## WRITTEN TASK
Write out each entry, exactly the way it appears.

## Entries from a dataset

** start **

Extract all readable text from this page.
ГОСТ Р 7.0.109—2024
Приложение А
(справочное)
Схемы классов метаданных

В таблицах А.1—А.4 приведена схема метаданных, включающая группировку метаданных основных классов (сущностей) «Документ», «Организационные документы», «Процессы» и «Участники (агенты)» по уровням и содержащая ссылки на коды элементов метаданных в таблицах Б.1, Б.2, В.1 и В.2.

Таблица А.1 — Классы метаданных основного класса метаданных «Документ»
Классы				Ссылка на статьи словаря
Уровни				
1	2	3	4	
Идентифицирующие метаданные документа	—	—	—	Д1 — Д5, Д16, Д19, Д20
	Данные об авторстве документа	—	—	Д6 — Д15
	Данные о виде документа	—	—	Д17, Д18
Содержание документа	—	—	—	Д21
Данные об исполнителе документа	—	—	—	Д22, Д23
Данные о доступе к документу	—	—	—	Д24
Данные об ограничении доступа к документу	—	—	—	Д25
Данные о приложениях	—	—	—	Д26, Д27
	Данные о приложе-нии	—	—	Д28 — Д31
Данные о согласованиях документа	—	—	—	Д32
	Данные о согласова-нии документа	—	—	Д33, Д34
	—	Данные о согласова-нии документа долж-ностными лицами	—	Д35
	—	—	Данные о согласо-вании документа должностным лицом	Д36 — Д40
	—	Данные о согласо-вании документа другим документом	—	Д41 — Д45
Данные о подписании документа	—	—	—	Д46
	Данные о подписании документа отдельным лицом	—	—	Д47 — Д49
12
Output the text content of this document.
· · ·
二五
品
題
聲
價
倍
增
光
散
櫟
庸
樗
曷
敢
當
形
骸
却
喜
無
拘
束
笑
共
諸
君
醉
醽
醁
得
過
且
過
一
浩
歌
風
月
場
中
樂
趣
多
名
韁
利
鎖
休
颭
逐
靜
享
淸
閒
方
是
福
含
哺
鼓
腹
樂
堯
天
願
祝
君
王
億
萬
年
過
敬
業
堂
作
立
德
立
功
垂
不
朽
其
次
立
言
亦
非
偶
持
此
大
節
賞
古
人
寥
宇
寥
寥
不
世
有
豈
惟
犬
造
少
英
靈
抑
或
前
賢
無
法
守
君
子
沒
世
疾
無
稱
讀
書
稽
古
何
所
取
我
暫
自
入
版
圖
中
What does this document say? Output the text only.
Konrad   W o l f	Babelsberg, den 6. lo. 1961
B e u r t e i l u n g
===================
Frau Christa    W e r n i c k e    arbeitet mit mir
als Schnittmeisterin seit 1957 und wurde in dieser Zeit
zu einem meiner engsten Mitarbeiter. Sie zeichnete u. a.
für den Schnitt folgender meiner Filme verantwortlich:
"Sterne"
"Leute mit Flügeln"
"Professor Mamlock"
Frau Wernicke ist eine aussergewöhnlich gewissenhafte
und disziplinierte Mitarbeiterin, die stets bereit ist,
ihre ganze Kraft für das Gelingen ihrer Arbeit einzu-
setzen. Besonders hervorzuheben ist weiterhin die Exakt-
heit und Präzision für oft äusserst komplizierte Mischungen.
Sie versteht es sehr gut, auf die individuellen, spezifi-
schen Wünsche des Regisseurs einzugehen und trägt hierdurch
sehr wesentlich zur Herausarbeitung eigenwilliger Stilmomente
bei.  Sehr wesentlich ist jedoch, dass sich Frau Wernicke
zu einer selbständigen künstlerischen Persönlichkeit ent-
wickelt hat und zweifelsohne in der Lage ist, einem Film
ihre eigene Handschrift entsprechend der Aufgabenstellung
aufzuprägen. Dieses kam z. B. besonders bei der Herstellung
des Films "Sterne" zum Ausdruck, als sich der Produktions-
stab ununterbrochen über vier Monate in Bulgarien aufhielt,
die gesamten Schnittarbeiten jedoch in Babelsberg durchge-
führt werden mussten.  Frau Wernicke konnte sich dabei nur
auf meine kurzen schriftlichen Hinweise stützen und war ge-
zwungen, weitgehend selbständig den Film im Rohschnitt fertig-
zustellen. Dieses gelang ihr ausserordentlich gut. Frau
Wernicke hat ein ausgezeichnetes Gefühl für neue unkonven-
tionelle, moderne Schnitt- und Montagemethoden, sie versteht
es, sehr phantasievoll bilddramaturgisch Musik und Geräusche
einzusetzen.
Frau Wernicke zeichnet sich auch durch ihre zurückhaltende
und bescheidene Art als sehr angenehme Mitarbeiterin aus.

** end **

## EXERCISE SOLUTION
Extract all readable text from this page.
ГОСТ Р 7.0.109—2024
Приложение А
(справочное)
Схемы классов метаданных

В таблицах А.1—А.4 приведена схема метаданных, включающая группировку метаданных основных классов (сущностей) «Документ», «Организационные документы», «Процессы» и «Участники (агенты)» по уровням и содержащая ссылки на коды элементов метаданных в таблицах Б.1, Б.2, В.1 и В.2.

Таблица А.1 — Классы метаданных основного класса метаданных «Документ»
Классы				Ссылка на статьи словаря
Уровни				
1	2	3	4	
Идентифицирующие метаданные документа	—	—	—	Д1 — Д5, Д16, Д19, Д20
	Данные об авторстве документа	—	—	Д6 — Д15
	Данные о виде документа	—	—	Д17, Д18
Содержание документа	—	—	—	Д21
Данные об исполнителе документа	—	—	—	Д22, Д23
Данные о доступе к документу	—	—	—	Д24
Данные об ограничении доступа к документу	—	—	—	Д25
Данные о приложениях	—	—	—	Д26, Д27
	Данные о приложе-нии	—	—	Д28 — Д31
Данные о согласованиях документа	—	—	—	Д32
	Данные о согласова-нии документа	—	—	Д33, Д34
	—	Данные о согласова-нии документа долж-ностными лицами	—	Д35
	—	—	Данные о согласо-вании документа должностным лицом	Д36 — Д40
	—	Данные о согласо-вании документа другим документом	—	Д41 — Д45
Данные о подписании документа	—	—	—	Д46
	Данные о подписании документа отдельным лицом	—	—	Д47 — Д49
12
Output the text content of this document.
· · ·
二五
品
題
聲
價
倍
增
光
散
櫟
庸
樗
曷
敢
當
形
骸
却
喜
無
拘
束
笑
共
諸
君
醉
醽
醁
得
過
且
過
一
浩
歌
風
月
場
中
樂
趣
多
名
韁
利
鎖
休
颭
逐
靜
享
淸
閒
方
是
福
含
哺
鼓
腹
樂
堯
天
願
祝
君
王
億
萬
年
過
敬
業
堂
作
立
德
立
功
垂
不
朽
其
次
立
言
亦
非
偶
持
此
大
節
賞
古
人
寥
宇
寥
寥
不
世
有
豈
惟
犬
造
少
英
靈
抑
或
前
賢
無
法
守
君
子
沒
世
疾
無
稱
讀
書
稽
古
何
所
取
我
暫
自
入
版
圖
中
What does this document say? Output the text only.
Konrad   W o l f	Babelsberg, den 6. lo. 1961
B e u r t e i l u n g
===================
Frau Christa    W e r n i c k e    arbeitet mit mir
als Schnittmeisterin seit 1957 und wurde in dieser Zeit
zu einem meiner engsten Mitarbeiter. Sie zeichnete u. a.
für den Schnitt folgender meiner Filme verantwortlich:
"Sterne"
"Leute mit Flügeln"
"Professor Mamlock"
Frau Wernicke ist eine aussergewöhnlich gewissenhafte
und disziplinierte Mitarbeiterin, die stets bereit ist,
ihre ganze Kraft für das Gelingen ihrer Arbeit einzu-
setzen. Besonders hervorzuheben ist weiterhin die Exakt-
heit und Präzision für oft äusserst komplizierte Mischungen.
Sie versteht es sehr gut, auf die individuellen, spezifi-
schen Wünsche des Regisseurs einzugehen und trägt hierdurch
sehr wesentlich zur Herausarbeitung eigenwilliger Stilmomente
bei.  Sehr wesentlich ist jedoch, dass sich Frau Wernicke
zu einer selbständigen künstlerischen Persönlichkeit ent-
wickelt hat und zweifelsohne in der Lage ist, einem Film
ihre eigene Handschrift entsprechend der Aufgabenstellung
aufzuprägen. Dieses kam z. B. besonders bei der Herstellung
des Films "Sterne" zum Ausdruck, als sich der Produktions-
stab ununterbrochen über vier Monate in Bulgarien aufhielt,
die gesamten Schnittarbeiten jedoch in Babelsberg durchge-
führt werden mussten.  Frau Wernicke konnte sich dabei nur
auf meine kurzen schriftlichen Hinweise stützen und war ge-
zwungen, weitgehend selbständig den Film im Rohschnitt fertig-
zustellen. Dieses gelang ihr ausserordentlich gut. Frau
Wernicke hat ein ausgezeichnetes Gefühl für neue unkonven-
tionelle, moderne Schnitt- und Montagemethoden, sie versteht
es, sehr phantasievoll bilddramaturgisch Musik und Geräusche
einzusetzen.
Frau Wernicke zeichnet sich auch durch ihre zurückhaltende
und bescheidene Art als sehr angenehme Mitarbeiterin aus.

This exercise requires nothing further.